> Exercise objective
How many of the lines that follow contain the word "text"? Give only the number.

(Stored items from a collection)
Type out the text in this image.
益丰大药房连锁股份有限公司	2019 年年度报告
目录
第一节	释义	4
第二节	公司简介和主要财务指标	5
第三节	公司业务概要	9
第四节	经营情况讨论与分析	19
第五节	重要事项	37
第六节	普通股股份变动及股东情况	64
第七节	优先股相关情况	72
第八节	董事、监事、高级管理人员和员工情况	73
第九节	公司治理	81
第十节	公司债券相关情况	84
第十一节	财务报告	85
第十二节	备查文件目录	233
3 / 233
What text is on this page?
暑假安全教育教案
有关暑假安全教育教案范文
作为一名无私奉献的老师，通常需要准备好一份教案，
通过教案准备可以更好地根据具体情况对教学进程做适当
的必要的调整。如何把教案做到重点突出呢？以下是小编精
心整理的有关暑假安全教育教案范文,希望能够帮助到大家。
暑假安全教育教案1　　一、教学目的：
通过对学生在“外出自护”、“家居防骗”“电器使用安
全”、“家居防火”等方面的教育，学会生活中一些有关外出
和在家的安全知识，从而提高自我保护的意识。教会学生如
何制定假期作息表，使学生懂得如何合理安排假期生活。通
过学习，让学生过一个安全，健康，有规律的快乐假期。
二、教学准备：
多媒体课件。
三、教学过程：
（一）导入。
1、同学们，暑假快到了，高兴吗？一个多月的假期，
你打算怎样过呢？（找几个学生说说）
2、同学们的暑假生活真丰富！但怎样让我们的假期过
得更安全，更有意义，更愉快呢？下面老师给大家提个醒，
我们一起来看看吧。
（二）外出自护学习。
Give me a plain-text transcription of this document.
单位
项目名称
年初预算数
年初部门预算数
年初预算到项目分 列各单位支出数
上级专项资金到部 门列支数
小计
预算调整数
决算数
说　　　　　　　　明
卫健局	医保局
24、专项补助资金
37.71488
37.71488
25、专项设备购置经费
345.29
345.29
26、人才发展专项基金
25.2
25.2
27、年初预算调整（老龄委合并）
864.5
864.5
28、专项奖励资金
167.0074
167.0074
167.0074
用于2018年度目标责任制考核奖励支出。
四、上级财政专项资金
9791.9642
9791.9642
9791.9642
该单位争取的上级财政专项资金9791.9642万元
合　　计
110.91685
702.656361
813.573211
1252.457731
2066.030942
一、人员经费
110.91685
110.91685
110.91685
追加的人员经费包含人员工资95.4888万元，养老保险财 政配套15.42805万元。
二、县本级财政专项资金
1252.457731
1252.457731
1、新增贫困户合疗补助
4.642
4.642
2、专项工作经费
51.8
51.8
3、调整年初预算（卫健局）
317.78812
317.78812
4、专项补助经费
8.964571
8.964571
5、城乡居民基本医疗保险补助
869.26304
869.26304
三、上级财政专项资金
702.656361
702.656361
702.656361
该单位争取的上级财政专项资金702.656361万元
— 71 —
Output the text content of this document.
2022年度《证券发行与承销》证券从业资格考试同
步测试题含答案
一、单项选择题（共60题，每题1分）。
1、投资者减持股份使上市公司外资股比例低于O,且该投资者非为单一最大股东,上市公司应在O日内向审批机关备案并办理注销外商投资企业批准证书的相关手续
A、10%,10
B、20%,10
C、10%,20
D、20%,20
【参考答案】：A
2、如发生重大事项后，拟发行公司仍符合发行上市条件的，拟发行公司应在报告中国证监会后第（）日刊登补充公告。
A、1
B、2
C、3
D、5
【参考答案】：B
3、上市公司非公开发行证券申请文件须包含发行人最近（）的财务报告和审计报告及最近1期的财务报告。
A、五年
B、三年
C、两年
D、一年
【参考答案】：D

> Exercise response
4